Figure contents as structured data
=======

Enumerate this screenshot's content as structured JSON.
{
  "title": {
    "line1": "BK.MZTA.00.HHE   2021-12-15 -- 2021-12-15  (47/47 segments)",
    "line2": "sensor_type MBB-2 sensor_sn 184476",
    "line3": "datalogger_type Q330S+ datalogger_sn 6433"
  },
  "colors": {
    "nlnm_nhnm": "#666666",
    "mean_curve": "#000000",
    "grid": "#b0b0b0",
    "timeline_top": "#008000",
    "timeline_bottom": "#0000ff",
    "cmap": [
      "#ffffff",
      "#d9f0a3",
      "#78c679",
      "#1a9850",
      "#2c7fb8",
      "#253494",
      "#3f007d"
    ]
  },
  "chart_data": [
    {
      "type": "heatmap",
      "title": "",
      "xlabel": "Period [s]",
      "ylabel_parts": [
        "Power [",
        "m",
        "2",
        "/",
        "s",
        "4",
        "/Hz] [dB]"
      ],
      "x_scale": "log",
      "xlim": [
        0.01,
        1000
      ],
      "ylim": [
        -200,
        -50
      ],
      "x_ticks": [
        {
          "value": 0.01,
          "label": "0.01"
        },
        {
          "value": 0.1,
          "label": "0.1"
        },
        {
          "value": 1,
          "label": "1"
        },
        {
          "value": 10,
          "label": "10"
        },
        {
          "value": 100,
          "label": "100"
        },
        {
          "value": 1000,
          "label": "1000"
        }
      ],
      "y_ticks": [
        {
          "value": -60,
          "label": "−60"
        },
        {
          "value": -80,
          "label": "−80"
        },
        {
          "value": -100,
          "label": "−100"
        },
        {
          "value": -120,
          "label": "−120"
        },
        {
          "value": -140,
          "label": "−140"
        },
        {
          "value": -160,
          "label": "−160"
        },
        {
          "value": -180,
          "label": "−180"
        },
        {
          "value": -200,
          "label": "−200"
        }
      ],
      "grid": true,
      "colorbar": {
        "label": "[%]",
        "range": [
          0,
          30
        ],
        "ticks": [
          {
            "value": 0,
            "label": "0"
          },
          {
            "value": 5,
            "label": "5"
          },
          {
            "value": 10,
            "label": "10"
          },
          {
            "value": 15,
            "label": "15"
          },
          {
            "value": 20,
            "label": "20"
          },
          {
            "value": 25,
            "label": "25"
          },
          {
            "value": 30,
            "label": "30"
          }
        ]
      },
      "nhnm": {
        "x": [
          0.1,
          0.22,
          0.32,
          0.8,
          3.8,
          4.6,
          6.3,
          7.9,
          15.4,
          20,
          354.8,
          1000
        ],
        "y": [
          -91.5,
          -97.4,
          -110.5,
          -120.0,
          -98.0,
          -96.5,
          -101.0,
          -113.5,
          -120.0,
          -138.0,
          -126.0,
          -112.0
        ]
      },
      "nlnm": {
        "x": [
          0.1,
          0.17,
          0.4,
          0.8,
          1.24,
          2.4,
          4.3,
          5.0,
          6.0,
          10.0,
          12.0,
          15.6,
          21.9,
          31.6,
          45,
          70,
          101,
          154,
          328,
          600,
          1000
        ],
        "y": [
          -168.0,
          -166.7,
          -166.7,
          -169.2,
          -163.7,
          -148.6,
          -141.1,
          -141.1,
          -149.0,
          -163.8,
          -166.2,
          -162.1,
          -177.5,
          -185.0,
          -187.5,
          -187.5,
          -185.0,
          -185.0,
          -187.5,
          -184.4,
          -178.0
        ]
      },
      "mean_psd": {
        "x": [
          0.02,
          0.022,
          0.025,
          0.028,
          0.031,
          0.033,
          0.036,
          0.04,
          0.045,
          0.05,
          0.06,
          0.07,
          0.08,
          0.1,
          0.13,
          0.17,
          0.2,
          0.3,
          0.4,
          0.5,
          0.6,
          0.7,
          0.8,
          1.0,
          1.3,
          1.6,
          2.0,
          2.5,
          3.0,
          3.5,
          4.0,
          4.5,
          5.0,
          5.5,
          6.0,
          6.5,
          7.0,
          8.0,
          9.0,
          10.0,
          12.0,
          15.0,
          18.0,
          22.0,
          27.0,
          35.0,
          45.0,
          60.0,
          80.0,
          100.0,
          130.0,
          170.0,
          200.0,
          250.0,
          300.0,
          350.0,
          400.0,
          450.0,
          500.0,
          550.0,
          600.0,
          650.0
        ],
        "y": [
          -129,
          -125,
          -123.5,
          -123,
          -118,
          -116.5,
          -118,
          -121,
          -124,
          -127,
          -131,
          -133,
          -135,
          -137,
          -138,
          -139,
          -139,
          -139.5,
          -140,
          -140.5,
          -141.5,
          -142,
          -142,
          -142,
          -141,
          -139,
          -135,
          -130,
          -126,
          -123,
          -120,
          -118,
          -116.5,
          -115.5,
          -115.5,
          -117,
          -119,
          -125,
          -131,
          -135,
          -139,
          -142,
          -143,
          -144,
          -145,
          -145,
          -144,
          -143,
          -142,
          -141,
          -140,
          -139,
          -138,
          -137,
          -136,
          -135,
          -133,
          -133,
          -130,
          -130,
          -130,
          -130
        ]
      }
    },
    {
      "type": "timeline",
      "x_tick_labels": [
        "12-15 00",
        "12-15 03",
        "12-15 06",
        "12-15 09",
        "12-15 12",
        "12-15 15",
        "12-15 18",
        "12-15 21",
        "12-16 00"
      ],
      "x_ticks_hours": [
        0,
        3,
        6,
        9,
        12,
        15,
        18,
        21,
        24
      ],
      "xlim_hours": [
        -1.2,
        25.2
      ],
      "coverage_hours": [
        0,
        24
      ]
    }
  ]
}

=======

**Instructions to follow**.
Every record above must be duplicated exactly.

**Answer below**.
Enumerate this screenshot's content as structured JSON.
{
  "title": {
    "line1": "BK.MZTA.00.HHE   2021-12-15 -- 2021-12-15  (47/47 segments)",
    "line2": "sensor_type MBB-2 sensor_sn 184476",
    "line3": "datalogger_type Q330S+ datalogger_sn 6433"
  },
  "colors": {
    "nlnm_nhnm": "#666666",
    "mean_curve": "#000000",
    "grid": "#b0b0b0",
    "timeline_top": "#008000",
    "timeline_bottom": "#0000ff",
    "cmap": [
      "#ffffff",
      "#d9f0a3",
      "#78c679",
      "#1a9850",
      "#2c7fb8",
      "#253494",
      "#3f007d"
    ]
  },
  "chart_data": [
    {
      "type": "heatmap",
      "title": "",
      "xlabel": "Period [s]",
      "ylabel_parts": [
        "Power [",
        "m",
        "2",
        "/",
        "s",
        "4",
        "/Hz] [dB]"
      ],
      "x_scale": "log",
      "xlim": [
        0.01,
        1000
      ],
      "ylim": [
        -200,
        -50
      ],
      "x_ticks": [
        {
          "value": 0.01,
          "label": "0.01"
        },
        {
          "value": 0.1,
          "label": "0.1"
        },
        {
          "value": 1,
          "label": "1"
        },
        {
          "value": 10,
          "label": "10"
        },
        {
          "value": 100,
          "label": "100"
        },
        {
          "value": 1000,
          "label": "1000"
        }
      ],
      "y_ticks": [
        {
          "value": -60,
          "label": "−60"
        },
        {
          "value": -80,
          "label": "−80"
        },
        {
          "value": -100,
          "label": "−100"
        },
        {
          "value": -120,
          "label": "−120"
        },
        {
          "value": -140,
          "label": "−140"
        },
        {
          "value": -160,
          "label": "−160"
        },
        {
          "value": -180,
          "label": "−180"
        },
        {
          "value": -200,
          "label": "−200"
        }
      ],
      "grid": true,
      "colorbar": {
        "label": "[%]",
        "range": [
          0,
          30
        ],
        "ticks": [
          {
            "value": 0,
            "label": "0"
          },
          {
            "value": 5,
            "label": "5"
          },
          {
            "value": 10,
            "label": "10"
          },
          {
            "value": 15,
            "label": "15"
          },
          {
            "value": 20,
            "label": "20"
          },
          {
            "value": 25,
            "label": "25"
          },
          {
            "value": 30,
            "label": "30"
          }
        ]
      },
      "nhnm": {
        "x": [
          0.1,
          0.22,
          0.32,
          0.8,
          3.8,
          4.6,
          6.3,
          7.9,
          15.4,
          20,
          354.8,
          1000
        ],
        "y": [
          -91.5,
          -97.4,
          -110.5,
          -120.0,
          -98.0,
          -96.5,
          -101.0,
          -113.5,
          -120.0,
          -138.0,
          -126.0,
          -112.0
        ]
      },
      "nlnm": {
        "x": [
          0.1,
          0.17,
          0.4,
          0.8,
          1.24,
          2.4,
          4.3,
          5.0,
          6.0,
          10.0,
          12.0,
          15.6,
          21.9,
          31.6,
          45,
          70,
          101,
          154,
          328,
          600,
          1000
        ],
        "y": [
          -168.0,
          -166.7,
          -166.7,
          -169.2,
          -163.7,
          -148.6,
          -141.1,
          -141.1,
          -149.0,
          -163.8,
          -166.2,
          -162.1,
          -177.5,
          -185.0,
          -187.5,
          -187.5,
          -185.0,
          -185.0,
          -187.5,
          -184.4,
          -178.0
        ]
      },
      "mean_psd": {
        "x": [
          0.02,
          0.022,
          0.025,
          0.028,
          0.031,
          0.033,
          0.036,
          0.04,
          0.045,
          0.05,
          0.06,
          0.07,
          0.08,
          0.1,
          0.13,
          0.17,
          0.2,
          0.3,
          0.4,
          0.5,
          0.6,
          0.7,
          0.8,
          1.0,
          1.3,
          1.6,
          2.0,
          2.5,
          3.0,
          3.5,
          4.0,
          4.5,
          5.0,
          5.5,
          6.0,
          6.5,
          7.0,
          8.0,
          9.0,
          10.0,
          12.0,
          15.0,
          18.0,
          22.0,
          27.0,
          35.0,
          45.0,
          60.0,
          80.0,
          100.0,
          130.0,
          170.0,
          200.0,
          250.0,
          300.0,
          350.0,
          400.0,
          450.0,
          500.0,
          550.0,
          600.0,
          650.0
        ],
        "y": [
          -129,
          -125,
          -123.5,
          -123,
          -118,
          -116.5,
          -118,
          -121,
          -124,
          -127,
          -131,
          -133,
          -135,
          -137,
          -138,
          -139,
          -139,
          -139.5,
          -140,
          -140.5,
          -141.5,
          -142,
          -142,
          -142,
          -141,
          -139,
          -135,
          -130,
          -126,
          -123,
          -120,
          -118,
          -116.5,
          -115.5,
          -115.5,
          -117,
          -119,
          -125,
          -131,
          -135,
          -139,
          -142,
          -143,
          -144,
          -145,
          -145,
          -144,
          -143,
          -142,
          -141,
          -140,
          -139,
          -138,
          -137,
          -136,
          -135,
          -133,
          -133,
          -130,
          -130,
          -130,
          -130
        ]
      }
    },
    {
      "type": "timeline",
      "x_tick_labels": [
        "12-15 00",
        "12-15 03",
        "12-15 06",
        "12-15 09",
        "12-15 12",
        "12-15 15",
        "12-15 18",
        "12-15 21",
        "12-16 00"
      ],
      "x_ticks_hours": [
        0,
        3,
        6,
        9,
        12,
        15,
        18,
        21,
        24
      ],
      "xlim_hours": [
        -1.2,
        25.2
      ],
      "coverage_hours": [
        0,
        24
      ]
    }
  ]
}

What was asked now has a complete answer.